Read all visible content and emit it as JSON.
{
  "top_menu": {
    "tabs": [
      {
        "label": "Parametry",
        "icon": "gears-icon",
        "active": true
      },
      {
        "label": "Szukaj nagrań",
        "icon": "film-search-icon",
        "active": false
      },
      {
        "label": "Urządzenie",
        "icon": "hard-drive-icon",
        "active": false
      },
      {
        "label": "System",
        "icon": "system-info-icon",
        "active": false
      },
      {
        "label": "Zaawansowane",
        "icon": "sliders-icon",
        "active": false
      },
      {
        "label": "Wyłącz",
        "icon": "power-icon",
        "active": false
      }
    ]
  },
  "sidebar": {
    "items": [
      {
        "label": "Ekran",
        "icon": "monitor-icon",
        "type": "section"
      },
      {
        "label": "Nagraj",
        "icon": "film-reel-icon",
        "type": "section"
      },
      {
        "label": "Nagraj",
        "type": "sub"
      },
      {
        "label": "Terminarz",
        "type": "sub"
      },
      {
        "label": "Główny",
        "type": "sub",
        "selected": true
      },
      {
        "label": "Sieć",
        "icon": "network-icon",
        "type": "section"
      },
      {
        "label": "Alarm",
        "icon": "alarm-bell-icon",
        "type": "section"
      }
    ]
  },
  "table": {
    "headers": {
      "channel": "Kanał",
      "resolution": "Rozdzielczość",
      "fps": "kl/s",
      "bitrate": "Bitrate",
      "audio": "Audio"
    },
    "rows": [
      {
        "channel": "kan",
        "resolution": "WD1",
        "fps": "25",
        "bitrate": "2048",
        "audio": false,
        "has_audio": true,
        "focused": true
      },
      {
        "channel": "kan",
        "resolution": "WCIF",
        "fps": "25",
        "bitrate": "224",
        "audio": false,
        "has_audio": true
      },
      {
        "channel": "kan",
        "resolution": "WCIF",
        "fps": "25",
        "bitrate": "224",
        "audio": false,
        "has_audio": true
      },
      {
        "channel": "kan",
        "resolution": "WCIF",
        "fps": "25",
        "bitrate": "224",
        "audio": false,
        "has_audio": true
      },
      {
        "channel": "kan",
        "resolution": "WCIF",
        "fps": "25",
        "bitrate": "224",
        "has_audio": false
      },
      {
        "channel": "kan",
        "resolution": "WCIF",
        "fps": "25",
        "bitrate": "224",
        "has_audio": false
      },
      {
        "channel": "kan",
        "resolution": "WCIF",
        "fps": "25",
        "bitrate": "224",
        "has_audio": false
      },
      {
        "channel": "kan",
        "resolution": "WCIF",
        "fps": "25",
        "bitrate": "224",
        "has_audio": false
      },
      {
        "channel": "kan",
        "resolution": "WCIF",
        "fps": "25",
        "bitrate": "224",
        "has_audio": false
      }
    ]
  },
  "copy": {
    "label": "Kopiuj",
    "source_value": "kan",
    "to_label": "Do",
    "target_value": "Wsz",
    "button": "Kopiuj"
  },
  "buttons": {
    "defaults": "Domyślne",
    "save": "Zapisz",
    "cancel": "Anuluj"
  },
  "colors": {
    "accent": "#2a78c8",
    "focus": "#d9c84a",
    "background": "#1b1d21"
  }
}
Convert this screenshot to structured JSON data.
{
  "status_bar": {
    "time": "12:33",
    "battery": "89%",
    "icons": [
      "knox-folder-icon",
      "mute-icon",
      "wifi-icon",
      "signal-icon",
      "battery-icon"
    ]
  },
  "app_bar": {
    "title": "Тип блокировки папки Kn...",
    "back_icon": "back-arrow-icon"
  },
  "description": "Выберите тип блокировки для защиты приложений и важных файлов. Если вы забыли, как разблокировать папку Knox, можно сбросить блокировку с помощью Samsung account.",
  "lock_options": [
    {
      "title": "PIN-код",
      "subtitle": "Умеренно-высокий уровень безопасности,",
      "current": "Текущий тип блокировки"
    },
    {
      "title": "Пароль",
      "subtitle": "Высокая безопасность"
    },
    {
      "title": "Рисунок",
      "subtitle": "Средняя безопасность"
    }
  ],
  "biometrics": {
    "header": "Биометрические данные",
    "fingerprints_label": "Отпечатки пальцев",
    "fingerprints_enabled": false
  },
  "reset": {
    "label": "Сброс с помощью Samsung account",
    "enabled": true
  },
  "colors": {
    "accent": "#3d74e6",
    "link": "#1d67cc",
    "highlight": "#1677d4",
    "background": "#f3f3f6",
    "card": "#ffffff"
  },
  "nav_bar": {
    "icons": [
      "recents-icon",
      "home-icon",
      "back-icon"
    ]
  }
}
•••
** YOUR TASK **
Identify each line in the records above containing the word "Samsung"; copy those lines.

** RESPONSE BELOW **
  "description": "Выберите тип блокировки для защиты приложений и важных файлов. Если вы забыли, как разблокировать папку Knox, можно сбросить блокировку с помощью Samsung account.",
    "label": "Сброс с помощью Samsung account",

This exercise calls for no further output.